— begin RECORDS PROVIDED —
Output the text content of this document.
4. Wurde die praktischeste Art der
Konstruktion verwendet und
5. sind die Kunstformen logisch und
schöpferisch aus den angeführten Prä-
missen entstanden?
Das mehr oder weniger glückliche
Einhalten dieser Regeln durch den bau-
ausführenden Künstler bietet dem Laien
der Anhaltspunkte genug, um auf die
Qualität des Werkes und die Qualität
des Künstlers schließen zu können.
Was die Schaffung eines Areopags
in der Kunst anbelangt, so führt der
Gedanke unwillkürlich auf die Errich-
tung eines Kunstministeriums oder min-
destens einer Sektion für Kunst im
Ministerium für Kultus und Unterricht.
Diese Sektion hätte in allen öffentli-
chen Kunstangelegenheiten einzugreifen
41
— end RECORDS PROVIDED —
— begin RECORDS PROVIDED —
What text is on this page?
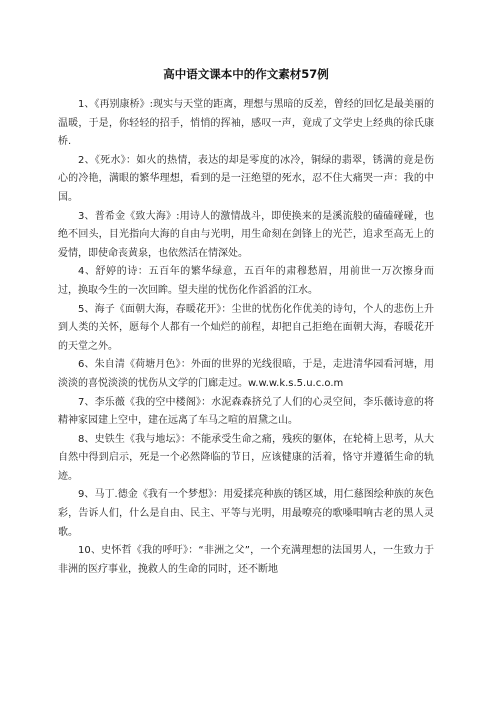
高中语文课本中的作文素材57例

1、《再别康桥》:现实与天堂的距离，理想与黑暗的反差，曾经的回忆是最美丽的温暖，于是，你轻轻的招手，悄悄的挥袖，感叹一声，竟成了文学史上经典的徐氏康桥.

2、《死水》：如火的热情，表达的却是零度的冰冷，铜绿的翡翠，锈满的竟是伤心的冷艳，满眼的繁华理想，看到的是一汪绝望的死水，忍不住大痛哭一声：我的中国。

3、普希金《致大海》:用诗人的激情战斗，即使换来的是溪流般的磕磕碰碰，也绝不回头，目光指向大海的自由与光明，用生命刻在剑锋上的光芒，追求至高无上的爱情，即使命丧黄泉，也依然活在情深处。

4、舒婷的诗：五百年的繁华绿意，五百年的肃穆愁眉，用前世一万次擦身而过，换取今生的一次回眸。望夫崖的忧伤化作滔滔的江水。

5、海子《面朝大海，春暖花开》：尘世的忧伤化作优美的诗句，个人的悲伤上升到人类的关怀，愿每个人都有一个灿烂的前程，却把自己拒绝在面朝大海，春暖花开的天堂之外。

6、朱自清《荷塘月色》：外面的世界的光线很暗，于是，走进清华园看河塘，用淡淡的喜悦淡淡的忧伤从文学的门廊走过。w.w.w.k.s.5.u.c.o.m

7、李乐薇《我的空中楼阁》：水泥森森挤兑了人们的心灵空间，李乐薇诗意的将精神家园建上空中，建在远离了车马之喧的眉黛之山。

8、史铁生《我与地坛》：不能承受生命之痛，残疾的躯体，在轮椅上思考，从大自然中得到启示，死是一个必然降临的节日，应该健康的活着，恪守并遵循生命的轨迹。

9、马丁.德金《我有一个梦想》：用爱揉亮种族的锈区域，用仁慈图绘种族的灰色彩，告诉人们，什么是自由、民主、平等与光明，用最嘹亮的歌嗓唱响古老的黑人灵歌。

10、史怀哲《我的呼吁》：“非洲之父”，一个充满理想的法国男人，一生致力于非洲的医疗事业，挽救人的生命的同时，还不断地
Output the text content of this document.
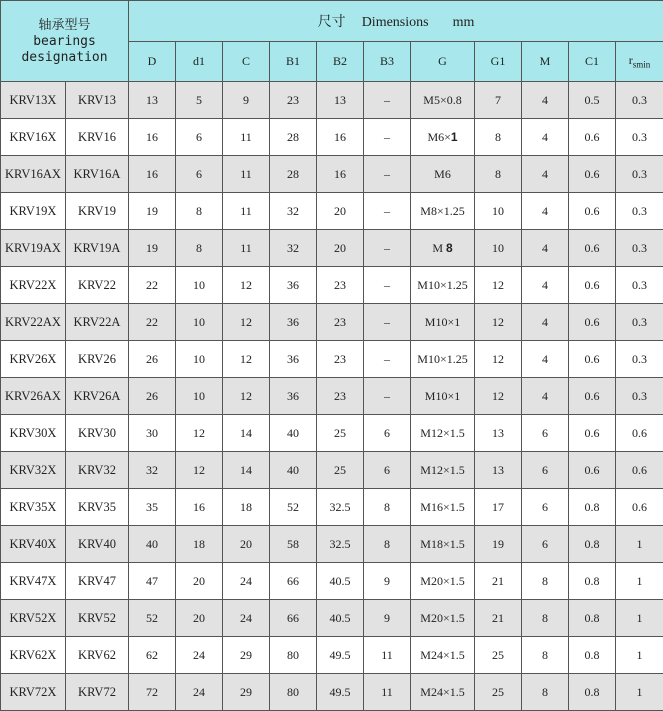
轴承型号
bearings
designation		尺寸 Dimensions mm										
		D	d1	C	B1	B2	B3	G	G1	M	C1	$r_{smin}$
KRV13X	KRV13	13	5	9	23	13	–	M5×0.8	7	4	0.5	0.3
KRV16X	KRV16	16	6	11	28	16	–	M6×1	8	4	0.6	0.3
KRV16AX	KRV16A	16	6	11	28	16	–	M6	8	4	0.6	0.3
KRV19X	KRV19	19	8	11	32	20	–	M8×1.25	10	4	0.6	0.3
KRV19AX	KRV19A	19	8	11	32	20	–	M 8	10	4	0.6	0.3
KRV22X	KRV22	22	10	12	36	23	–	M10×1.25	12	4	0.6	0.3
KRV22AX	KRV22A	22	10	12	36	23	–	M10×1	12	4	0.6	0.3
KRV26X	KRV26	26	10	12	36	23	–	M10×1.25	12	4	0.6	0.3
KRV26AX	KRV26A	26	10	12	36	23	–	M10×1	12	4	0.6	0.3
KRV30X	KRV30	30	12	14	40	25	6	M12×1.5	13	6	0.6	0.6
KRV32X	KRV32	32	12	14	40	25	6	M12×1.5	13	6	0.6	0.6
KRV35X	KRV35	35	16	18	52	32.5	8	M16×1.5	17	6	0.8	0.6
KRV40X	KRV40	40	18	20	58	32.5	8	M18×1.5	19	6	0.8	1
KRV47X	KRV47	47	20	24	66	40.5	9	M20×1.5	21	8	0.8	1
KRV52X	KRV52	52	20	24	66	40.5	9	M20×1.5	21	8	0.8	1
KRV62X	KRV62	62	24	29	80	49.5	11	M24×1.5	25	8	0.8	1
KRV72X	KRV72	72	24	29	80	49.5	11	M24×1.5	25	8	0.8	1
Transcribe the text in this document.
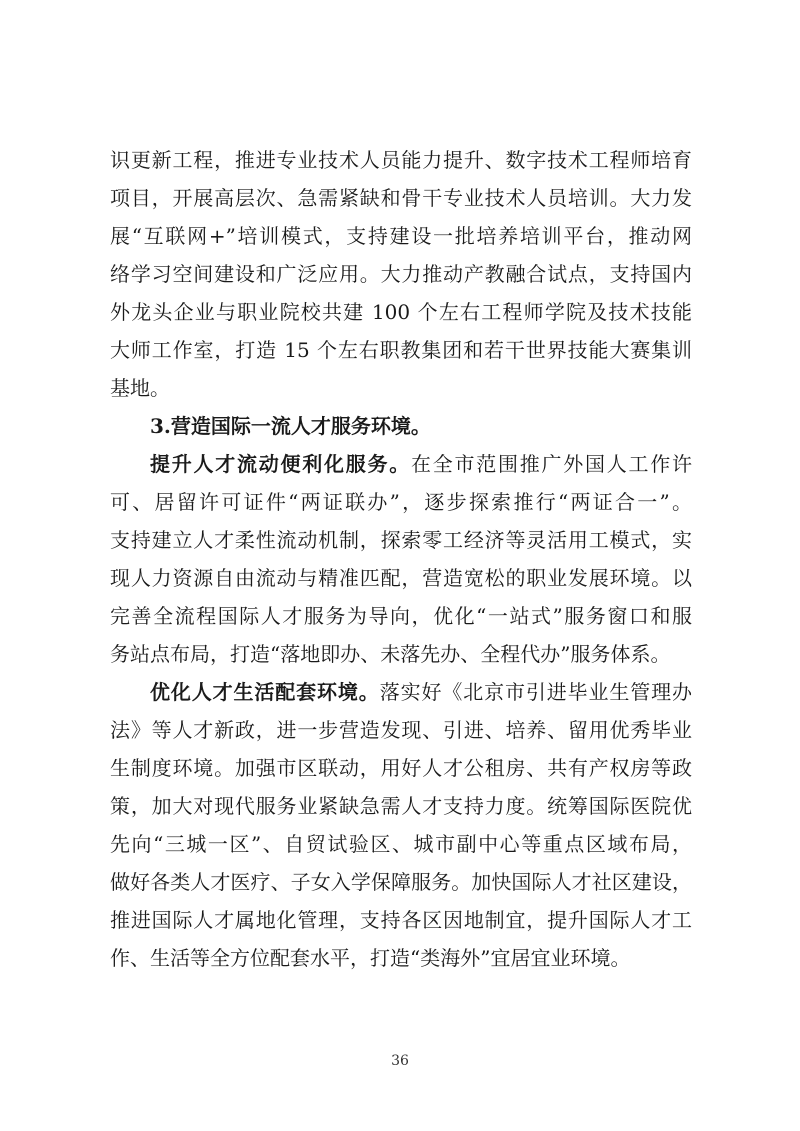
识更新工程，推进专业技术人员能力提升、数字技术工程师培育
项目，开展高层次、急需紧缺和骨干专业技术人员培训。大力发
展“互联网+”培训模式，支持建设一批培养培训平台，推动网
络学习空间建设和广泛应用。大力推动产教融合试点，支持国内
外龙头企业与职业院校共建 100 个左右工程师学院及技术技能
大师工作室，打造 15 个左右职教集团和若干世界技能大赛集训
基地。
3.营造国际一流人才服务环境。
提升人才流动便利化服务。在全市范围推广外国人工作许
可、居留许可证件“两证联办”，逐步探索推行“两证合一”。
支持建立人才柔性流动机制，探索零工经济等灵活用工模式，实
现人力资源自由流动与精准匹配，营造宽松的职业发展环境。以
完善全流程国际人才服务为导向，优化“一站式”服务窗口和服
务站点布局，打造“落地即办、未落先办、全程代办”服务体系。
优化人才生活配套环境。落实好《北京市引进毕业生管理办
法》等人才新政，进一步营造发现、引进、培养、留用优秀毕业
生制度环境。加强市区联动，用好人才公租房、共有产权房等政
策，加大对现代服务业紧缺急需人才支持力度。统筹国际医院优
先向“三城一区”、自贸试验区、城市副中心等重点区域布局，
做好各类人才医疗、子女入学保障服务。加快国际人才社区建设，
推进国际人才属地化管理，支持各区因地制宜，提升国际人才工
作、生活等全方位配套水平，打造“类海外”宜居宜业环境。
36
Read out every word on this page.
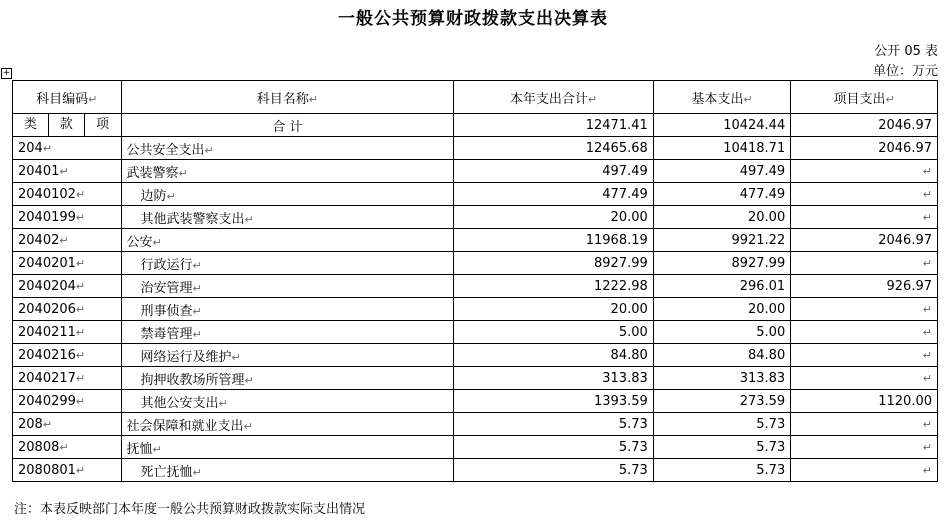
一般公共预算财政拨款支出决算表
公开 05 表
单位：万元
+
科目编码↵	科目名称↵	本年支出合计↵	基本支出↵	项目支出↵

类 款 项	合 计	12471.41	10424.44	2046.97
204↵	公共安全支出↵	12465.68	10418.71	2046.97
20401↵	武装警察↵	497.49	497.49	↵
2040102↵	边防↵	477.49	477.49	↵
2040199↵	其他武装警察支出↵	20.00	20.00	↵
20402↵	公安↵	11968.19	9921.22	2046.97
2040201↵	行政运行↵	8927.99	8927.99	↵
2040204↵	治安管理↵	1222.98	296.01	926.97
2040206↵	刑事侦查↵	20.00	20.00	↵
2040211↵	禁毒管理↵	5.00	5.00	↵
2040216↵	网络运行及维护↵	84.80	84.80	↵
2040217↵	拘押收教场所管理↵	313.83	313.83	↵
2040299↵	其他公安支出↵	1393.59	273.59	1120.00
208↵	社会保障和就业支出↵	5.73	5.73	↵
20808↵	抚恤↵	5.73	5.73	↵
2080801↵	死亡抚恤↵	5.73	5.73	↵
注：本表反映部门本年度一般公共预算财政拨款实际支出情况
— end RECORDS PROVIDED —
WHAT TO WORK ON:
For each line above that contains the word "eines", copy that line.

EXERCISE RESPONSE:
Was die Schaffung eines Areopags
tung eines Kunstministeriums oder min-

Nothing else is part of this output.